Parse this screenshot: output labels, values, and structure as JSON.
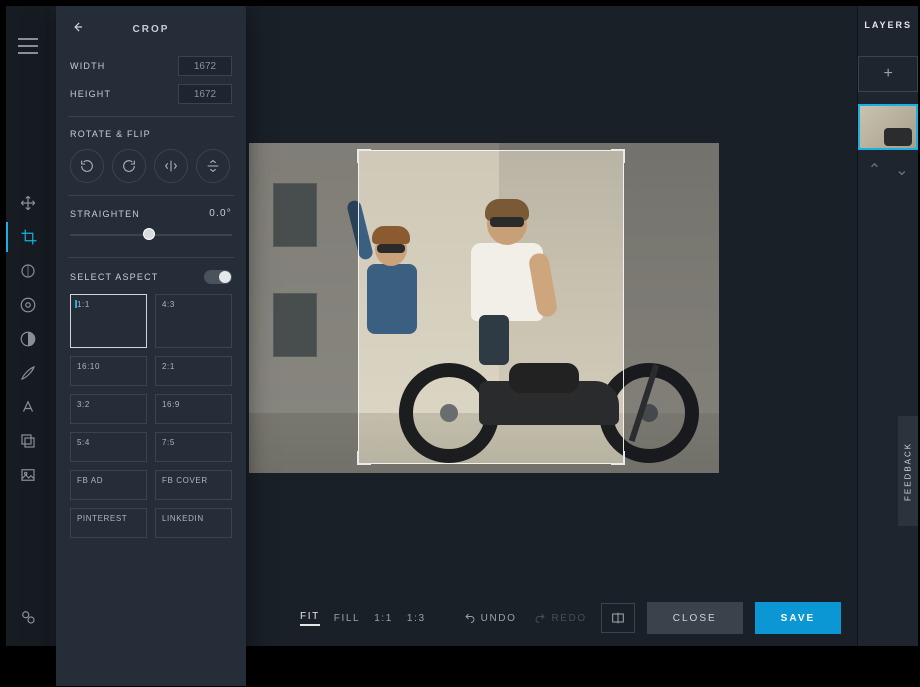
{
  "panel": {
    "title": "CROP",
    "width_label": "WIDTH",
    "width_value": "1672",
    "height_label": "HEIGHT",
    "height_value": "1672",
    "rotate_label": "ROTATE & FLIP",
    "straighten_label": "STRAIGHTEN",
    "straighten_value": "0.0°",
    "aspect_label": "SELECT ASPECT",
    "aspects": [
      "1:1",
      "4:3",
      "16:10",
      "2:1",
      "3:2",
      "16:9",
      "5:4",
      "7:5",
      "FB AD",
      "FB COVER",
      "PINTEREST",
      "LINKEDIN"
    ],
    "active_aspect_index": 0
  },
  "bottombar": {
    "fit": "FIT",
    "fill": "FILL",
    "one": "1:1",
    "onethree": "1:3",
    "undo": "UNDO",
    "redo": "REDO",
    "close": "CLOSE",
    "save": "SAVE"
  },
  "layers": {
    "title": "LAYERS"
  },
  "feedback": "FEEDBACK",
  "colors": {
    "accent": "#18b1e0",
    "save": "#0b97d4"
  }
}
..........
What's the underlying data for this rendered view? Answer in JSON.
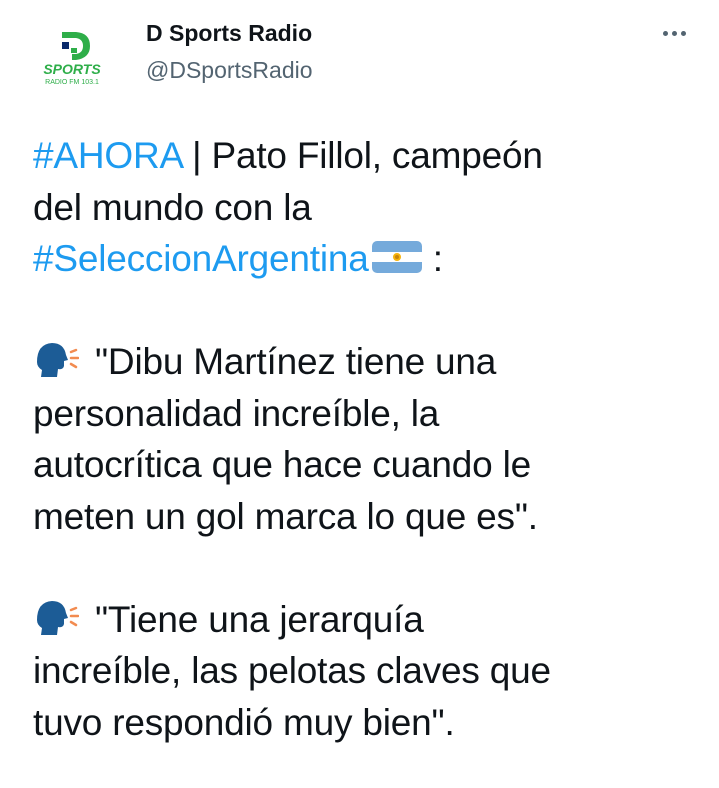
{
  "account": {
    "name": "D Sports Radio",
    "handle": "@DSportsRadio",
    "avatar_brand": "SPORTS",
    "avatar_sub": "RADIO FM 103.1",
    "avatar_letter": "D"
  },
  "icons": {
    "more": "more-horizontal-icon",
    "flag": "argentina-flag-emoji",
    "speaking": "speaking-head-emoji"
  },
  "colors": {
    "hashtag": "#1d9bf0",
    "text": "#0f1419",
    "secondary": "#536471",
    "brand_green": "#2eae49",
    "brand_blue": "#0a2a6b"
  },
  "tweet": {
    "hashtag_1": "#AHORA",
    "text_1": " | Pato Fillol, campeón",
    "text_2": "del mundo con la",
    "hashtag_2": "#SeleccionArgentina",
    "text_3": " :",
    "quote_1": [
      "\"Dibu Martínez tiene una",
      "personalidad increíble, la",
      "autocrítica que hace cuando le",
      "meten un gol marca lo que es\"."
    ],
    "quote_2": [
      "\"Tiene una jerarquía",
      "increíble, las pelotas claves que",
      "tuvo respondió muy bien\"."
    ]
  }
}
..........
• [AIM OF THE EXERCISE] Pull every line containing "increíble" out of the records.

• [OUTPUT OF THE EXERCISE]
      "personalidad increíble, la",
      "increíble, las pelotas claves que",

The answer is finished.